— Begin Given records —

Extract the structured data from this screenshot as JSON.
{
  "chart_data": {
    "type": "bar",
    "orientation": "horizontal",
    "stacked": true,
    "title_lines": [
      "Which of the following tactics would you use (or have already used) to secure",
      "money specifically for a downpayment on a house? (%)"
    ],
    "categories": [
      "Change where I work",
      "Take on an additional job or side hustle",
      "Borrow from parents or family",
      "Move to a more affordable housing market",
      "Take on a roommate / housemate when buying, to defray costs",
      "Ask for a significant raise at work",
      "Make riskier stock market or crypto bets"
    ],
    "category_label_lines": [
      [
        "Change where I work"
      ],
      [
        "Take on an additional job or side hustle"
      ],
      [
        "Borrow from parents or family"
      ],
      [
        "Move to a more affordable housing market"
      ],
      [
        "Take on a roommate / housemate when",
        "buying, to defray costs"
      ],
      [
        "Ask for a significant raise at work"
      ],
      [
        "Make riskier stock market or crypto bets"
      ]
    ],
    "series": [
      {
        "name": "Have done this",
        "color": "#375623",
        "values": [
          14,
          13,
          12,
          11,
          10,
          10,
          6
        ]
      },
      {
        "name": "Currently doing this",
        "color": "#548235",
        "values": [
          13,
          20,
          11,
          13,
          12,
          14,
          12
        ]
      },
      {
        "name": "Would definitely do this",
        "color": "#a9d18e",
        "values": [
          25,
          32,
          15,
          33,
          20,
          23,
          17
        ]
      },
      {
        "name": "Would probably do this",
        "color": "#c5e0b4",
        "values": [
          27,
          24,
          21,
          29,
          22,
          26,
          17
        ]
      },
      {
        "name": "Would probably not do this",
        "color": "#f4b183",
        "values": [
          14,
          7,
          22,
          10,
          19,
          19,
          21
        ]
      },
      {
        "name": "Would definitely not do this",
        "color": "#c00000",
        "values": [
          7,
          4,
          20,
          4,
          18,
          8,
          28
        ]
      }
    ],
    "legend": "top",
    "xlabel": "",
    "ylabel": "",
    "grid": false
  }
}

— End Given records —

Directive: Print every line of the records exactly. Omit nothing.

Full output:
Extract the structured data from this screenshot as JSON.
{
  "chart_data": {
    "type": "bar",
    "orientation": "horizontal",
    "stacked": true,
    "title_lines": [
      "Which of the following tactics would you use (or have already used) to secure",
      "money specifically for a downpayment on a house? (%)"
    ],
    "categories": [
      "Change where I work",
      "Take on an additional job or side hustle",
      "Borrow from parents or family",
      "Move to a more affordable housing market",
      "Take on a roommate / housemate when buying, to defray costs",
      "Ask for a significant raise at work",
      "Make riskier stock market or crypto bets"
    ],
    "category_label_lines": [
      [
        "Change where I work"
      ],
      [
        "Take on an additional job or side hustle"
      ],
      [
        "Borrow from parents or family"
      ],
      [
        "Move to a more affordable housing market"
      ],
      [
        "Take on a roommate / housemate when",
        "buying, to defray costs"
      ],
      [
        "Ask for a significant raise at work"
      ],
      [
        "Make riskier stock market or crypto bets"
      ]
    ],
    "series": [
      {
        "name": "Have done this",
        "color": "#375623",
        "values": [
          14,
          13,
          12,
          11,
          10,
          10,
          6
        ]
      },
      {
        "name": "Currently doing this",
        "color": "#548235",
        "values": [
          13,
          20,
          11,
          13,
          12,
          14,
          12
        ]
      },
      {
        "name": "Would definitely do this",
        "color": "#a9d18e",
        "values": [
          25,
          32,
          15,
          33,
          20,
          23,
          17
        ]
      },
      {
        "name": "Would probably do this",
        "color": "#c5e0b4",
        "values": [
          27,
          24,
          21,
          29,
          22,
          26,
          17
        ]
      },
      {
        "name": "Would probably not do this",
        "color": "#f4b183",
        "values": [
          14,
          7,
          22,
          10,
          19,
          19,
          21
        ]
      },
      {
        "name": "Would definitely not do this",
        "color": "#c00000",
        "values": [
          7,
          4,
          20,
          4,
          18,
          8,
          28
        ]
      }
    ],
    "legend": "top",
    "xlabel": "",
    "ylabel": "",
    "grid": false
  }
}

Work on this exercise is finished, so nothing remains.